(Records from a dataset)
*****

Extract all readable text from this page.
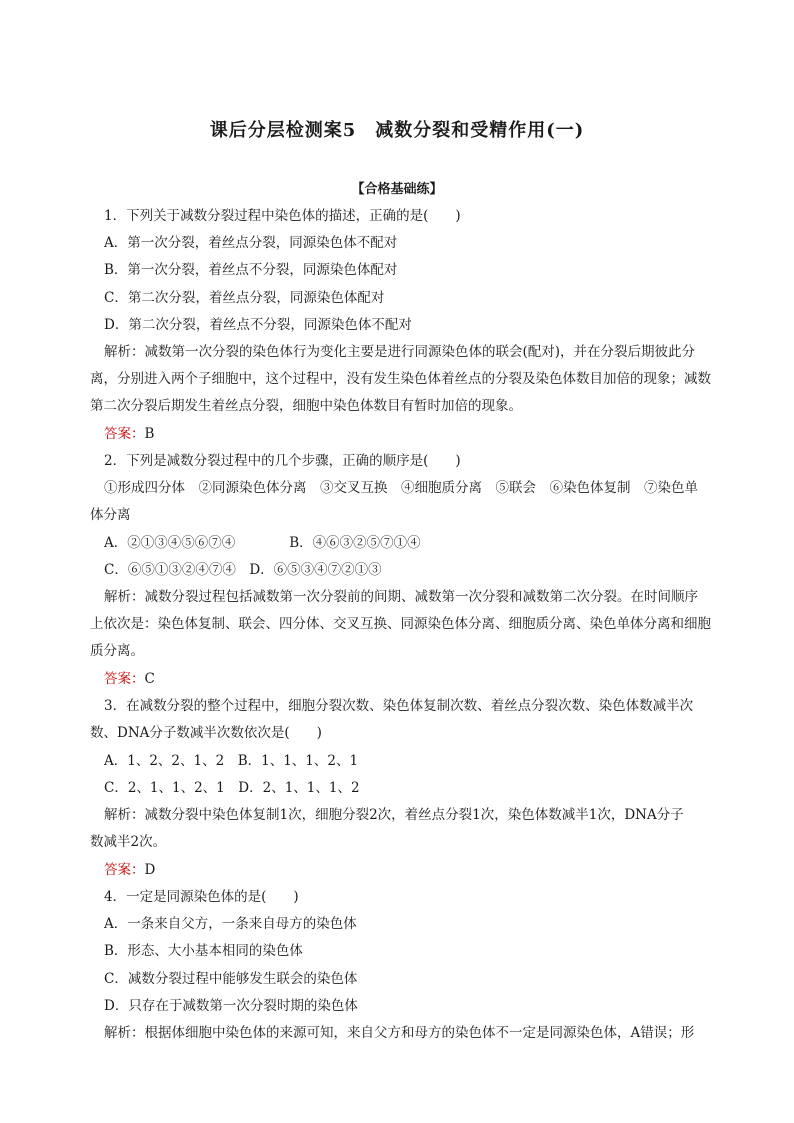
课后分层检测案5　减数分裂和受精作用(一)
【合格基础练】
1．下列关于减数分裂过程中染色体的描述，正确的是(　　)
A．第一次分裂，着丝点分裂，同源染色体不配对
B．第一次分裂，着丝点不分裂，同源染色体配对
C．第二次分裂，着丝点分裂，同源染色体配对
D．第二次分裂，着丝点不分裂，同源染色体不配对
解析：减数第一次分裂的染色体行为变化主要是进行同源染色体的联会(配对)，并在分裂后期彼此分
离，分别进入两个子细胞中，这个过程中，没有发生染色体着丝点的分裂及染色体数目加倍的现象；减数
第二次分裂后期发生着丝点分裂，细胞中染色体数目有暂时加倍的现象。
答案：B
2．下列是减数分裂过程中的几个步骤，正确的顺序是(　　)
①形成四分体　②同源染色体分离　③交叉互换　④细胞质分离　⑤联会　⑥染色体复制　⑦染色单
体分离
A．②①③④⑤⑥⑦④　　　　B．④⑥③②⑤⑦①④
C．⑥⑤①③②④⑦④　D．⑥⑤③④⑦②①③
解析：减数分裂过程包括减数第一次分裂前的间期、减数第一次分裂和减数第二次分裂。在时间顺序
上依次是：染色体复制、联会、四分体、交叉互换、同源染色体分离、细胞质分离、染色单体分离和细胞
质分离。
答案：C
3．在减数分裂的整个过程中，细胞分裂次数、染色体复制次数、着丝点分裂次数、染色体数减半次
数、DNA分子数减半次数依次是(　　)
A．1、2、2、1、2　B．1、1、1、2、1
C．2、1、1、2、1　D．2、1、1、1、2
解析：减数分裂中染色体复制1次，细胞分裂2次，着丝点分裂1次，染色体数减半1次，DNA分子
数减半2次。
答案：D
4．一定是同源染色体的是(　　)
A．一条来自父方，一条来自母方的染色体
B．形态、大小基本相同的染色体
C．减数分裂过程中能够发生联会的染色体
D．只存在于减数第一次分裂时期的染色体
解析：根据体细胞中染色体的来源可知，来自父方和母方的染色体不一定是同源染色体，A错误；形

*****

> [TASK GOAL]: Check each line in the records for the word "着丝点不分裂" and say how many have it, with nothing else.

> [EXPECTED ANSWER]: 2